━━━ DATA SHOWN ━━━

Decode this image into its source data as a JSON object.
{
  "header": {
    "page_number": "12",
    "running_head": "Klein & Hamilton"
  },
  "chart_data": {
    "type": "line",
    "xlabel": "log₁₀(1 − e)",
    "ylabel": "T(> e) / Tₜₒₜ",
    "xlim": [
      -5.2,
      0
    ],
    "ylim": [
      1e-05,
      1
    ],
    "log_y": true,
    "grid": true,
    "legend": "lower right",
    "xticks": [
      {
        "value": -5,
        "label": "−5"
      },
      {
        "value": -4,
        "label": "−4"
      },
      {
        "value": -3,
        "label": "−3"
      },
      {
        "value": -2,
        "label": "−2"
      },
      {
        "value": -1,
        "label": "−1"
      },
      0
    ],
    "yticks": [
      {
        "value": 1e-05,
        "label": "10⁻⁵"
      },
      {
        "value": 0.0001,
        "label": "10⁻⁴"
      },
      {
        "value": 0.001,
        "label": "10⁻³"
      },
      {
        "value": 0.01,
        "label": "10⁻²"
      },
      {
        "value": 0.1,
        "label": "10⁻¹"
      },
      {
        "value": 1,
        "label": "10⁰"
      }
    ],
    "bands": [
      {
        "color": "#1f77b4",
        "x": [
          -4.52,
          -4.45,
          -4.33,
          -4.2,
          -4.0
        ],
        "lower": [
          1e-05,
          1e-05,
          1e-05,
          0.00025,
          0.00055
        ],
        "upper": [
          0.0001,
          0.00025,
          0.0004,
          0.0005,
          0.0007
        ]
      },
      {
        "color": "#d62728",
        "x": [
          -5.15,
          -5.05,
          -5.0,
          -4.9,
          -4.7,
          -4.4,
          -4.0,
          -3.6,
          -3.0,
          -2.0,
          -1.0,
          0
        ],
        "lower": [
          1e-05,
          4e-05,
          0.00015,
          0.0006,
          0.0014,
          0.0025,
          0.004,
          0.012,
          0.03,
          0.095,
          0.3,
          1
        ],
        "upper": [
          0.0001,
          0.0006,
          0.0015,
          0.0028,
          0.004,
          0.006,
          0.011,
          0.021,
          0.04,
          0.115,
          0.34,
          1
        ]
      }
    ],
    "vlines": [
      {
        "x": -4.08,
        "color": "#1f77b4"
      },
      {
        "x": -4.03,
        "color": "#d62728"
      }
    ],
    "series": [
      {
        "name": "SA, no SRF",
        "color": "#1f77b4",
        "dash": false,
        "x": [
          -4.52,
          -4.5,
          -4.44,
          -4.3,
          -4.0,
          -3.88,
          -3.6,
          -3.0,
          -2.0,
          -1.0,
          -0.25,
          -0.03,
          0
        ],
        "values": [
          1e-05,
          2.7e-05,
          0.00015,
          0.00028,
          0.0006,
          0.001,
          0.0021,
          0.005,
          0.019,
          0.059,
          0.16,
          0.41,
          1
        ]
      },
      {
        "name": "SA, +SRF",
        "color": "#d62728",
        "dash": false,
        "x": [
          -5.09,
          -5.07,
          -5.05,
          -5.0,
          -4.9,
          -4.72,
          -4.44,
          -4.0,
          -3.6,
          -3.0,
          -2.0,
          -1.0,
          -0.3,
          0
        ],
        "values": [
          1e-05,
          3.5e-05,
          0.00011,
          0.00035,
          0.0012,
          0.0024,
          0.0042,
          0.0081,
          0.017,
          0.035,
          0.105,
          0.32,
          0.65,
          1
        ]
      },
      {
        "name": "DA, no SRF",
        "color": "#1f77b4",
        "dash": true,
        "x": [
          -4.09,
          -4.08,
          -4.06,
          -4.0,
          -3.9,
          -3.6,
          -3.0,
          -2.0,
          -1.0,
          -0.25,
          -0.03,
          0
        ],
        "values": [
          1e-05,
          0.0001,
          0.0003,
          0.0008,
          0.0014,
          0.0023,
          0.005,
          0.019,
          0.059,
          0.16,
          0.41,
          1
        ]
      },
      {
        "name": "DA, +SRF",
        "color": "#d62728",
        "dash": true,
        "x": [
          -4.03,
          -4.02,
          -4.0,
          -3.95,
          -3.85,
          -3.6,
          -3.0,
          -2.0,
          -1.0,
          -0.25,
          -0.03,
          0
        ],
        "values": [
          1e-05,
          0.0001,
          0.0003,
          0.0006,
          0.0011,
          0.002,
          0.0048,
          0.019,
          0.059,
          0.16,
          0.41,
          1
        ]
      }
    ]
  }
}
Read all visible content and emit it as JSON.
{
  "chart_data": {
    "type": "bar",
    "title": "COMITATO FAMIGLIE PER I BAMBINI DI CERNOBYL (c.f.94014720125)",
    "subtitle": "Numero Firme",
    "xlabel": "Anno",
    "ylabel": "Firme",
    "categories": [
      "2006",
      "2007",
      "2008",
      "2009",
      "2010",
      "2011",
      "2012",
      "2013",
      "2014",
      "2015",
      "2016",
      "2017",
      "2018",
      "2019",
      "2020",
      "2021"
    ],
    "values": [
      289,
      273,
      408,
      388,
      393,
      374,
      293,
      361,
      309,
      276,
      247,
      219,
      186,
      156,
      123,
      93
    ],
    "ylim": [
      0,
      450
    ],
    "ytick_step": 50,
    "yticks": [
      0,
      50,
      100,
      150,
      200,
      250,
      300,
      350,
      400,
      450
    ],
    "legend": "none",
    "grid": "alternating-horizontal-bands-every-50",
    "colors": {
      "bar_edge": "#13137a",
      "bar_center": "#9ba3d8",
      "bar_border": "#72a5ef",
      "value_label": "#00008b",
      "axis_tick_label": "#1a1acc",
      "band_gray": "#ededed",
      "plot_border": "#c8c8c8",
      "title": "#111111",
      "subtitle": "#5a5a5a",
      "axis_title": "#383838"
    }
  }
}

━━━

Exact output of every entry is required.

Decode this image into its source data as a JSON object.
{
  "header": {
    "page_number": "12",
    "running_head": "Klein & Hamilton"
  },
  "chart_data": {
    "type": "line",
    "xlabel": "log₁₀(1 − e)",
    "ylabel": "T(> e) / Tₜₒₜ",
    "xlim": [
      -5.2,
      0
    ],
    "ylim": [
      1e-05,
      1
    ],
    "log_y": true,
    "grid": true,
    "legend": "lower right",
    "xticks": [
      {
        "value": -5,
        "label": "−5"
      },
      {
        "value": -4,
        "label": "−4"
      },
      {
        "value": -3,
        "label": "−3"
      },
      {
        "value": -2,
        "label": "−2"
      },
      {
        "value": -1,
        "label": "−1"
      },
      0
    ],
    "yticks": [
      {
        "value": 1e-05,
        "label": "10⁻⁵"
      },
      {
        "value": 0.0001,
        "label": "10⁻⁴"
      },
      {
        "value": 0.001,
        "label": "10⁻³"
      },
      {
        "value": 0.01,
        "label": "10⁻²"
      },
      {
        "value": 0.1,
        "label": "10⁻¹"
      },
      {
        "value": 1,
        "label": "10⁰"
      }
    ],
    "bands": [
      {
        "color": "#1f77b4",
        "x": [
          -4.52,
          -4.45,
          -4.33,
          -4.2,
          -4.0
        ],
        "lower": [
          1e-05,
          1e-05,
          1e-05,
          0.00025,
          0.00055
        ],
        "upper": [
          0.0001,
          0.00025,
          0.0004,
          0.0005,
          0.0007
        ]
      },
      {
        "color": "#d62728",
        "x": [
          -5.15,
          -5.05,
          -5.0,
          -4.9,
          -4.7,
          -4.4,
          -4.0,
          -3.6,
          -3.0,
          -2.0,
          -1.0,
          0
        ],
        "lower": [
          1e-05,
          4e-05,
          0.00015,
          0.0006,
          0.0014,
          0.0025,
          0.004,
          0.012,
          0.03,
          0.095,
          0.3,
          1
        ],
        "upper": [
          0.0001,
          0.0006,
          0.0015,
          0.0028,
          0.004,
          0.006,
          0.011,
          0.021,
          0.04,
          0.115,
          0.34,
          1
        ]
      }
    ],
    "vlines": [
      {
        "x": -4.08,
        "color": "#1f77b4"
      },
      {
        "x": -4.03,
        "color": "#d62728"
      }
    ],
    "series": [
      {
        "name": "SA, no SRF",
        "color": "#1f77b4",
        "dash": false,
        "x": [
          -4.52,
          -4.5,
          -4.44,
          -4.3,
          -4.0,
          -3.88,
          -3.6,
          -3.0,
          -2.0,
          -1.0,
          -0.25,
          -0.03,
          0
        ],
        "values": [
          1e-05,
          2.7e-05,
          0.00015,
          0.00028,
          0.0006,
          0.001,
          0.0021,
          0.005,
          0.019,
          0.059,
          0.16,
          0.41,
          1
        ]
      },
      {
        "name": "SA, +SRF",
        "color": "#d62728",
        "dash": false,
        "x": [
          -5.09,
          -5.07,
          -5.05,
          -5.0,
          -4.9,
          -4.72,
          -4.44,
          -4.0,
          -3.6,
          -3.0,
          -2.0,
          -1.0,
          -0.3,
          0
        ],
        "values": [
          1e-05,
          3.5e-05,
          0.00011,
          0.00035,
          0.0012,
          0.0024,
          0.0042,
          0.0081,
          0.017,
          0.035,
          0.105,
          0.32,
          0.65,
          1
        ]
      },
      {
        "name": "DA, no SRF",
        "color": "#1f77b4",
        "dash": true,
        "x": [
          -4.09,
          -4.08,
          -4.06,
          -4.0,
          -3.9,
          -3.6,
          -3.0,
          -2.0,
          -1.0,
          -0.25,
          -0.03,
          0
        ],
        "values": [
          1e-05,
          0.0001,
          0.0003,
          0.0008,
          0.0014,
          0.0023,
          0.005,
          0.019,
          0.059,
          0.16,
          0.41,
          1
        ]
      },
      {
        "name": "DA, +SRF",
        "color": "#d62728",
        "dash": true,
        "x": [
          -4.03,
          -4.02,
          -4.0,
          -3.95,
          -3.85,
          -3.6,
          -3.0,
          -2.0,
          -1.0,
          -0.25,
          -0.03,
          0
        ],
        "values": [
          1e-05,
          0.0001,
          0.0003,
          0.0006,
          0.0011,
          0.002,
          0.0048,
          0.019,
          0.059,
          0.16,
          0.41,
          1
        ]
      }
    ]
  }
}
Read all visible content and emit it as JSON.
{
  "chart_data": {
    "type": "bar",
    "title": "COMITATO FAMIGLIE PER I BAMBINI DI CERNOBYL (c.f.94014720125)",
    "subtitle": "Numero Firme",
    "xlabel": "Anno",
    "ylabel": "Firme",
    "categories": [
      "2006",
      "2007",
      "2008",
      "2009",
      "2010",
      "2011",
      "2012",
      "2013",
      "2014",
      "2015",
      "2016",
      "2017",
      "2018",
      "2019",
      "2020",
      "2021"
    ],
    "values": [
      289,
      273,
      408,
      388,
      393,
      374,
      293,
      361,
      309,
      276,
      247,
      219,
      186,
      156,
      123,
      93
    ],
    "ylim": [
      0,
      450
    ],
    "ytick_step": 50,
    "yticks": [
      0,
      50,
      100,
      150,
      200,
      250,
      300,
      350,
      400,
      450
    ],
    "legend": "none",
    "grid": "alternating-horizontal-bands-every-50",
    "colors": {
      "bar_edge": "#13137a",
      "bar_center": "#9ba3d8",
      "bar_border": "#72a5ef",
      "value_label": "#00008b",
      "axis_tick_label": "#1a1acc",
      "band_gray": "#ededed",
      "plot_border": "#c8c8c8",
      "title": "#111111",
      "subtitle": "#5a5a5a",
      "axis_title": "#383838"
    }
  }
}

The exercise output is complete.